■ **Goal of the exercise**: Write out each line beneath this one exactly as it reads.

(Items listed in a dataset)

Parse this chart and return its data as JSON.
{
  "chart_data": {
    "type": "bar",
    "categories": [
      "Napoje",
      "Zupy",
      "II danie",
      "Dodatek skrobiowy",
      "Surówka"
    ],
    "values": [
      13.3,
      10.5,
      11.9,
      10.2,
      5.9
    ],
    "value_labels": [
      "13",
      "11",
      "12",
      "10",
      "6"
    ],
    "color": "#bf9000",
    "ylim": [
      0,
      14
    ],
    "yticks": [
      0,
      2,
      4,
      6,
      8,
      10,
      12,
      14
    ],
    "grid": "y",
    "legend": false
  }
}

■ **Expected answer**:
Parse this chart and return its data as JSON.
{
  "chart_data": {
    "type": "bar",
    "categories": [
      "Napoje",
      "Zupy",
      "II danie",
      "Dodatek skrobiowy",
      "Surówka"
    ],
    "values": [
      13.3,
      10.5,
      11.9,
      10.2,
      5.9
    ],
    "value_labels": [
      "13",
      "11",
      "12",
      "10",
      "6"
    ],
    "color": "#bf9000",
    "ylim": [
      0,
      14
    ],
    "yticks": [
      0,
      2,
      4,
      6,
      8,
      10,
      12,
      14
    ],
    "grid": "y",
    "legend": false
  }
}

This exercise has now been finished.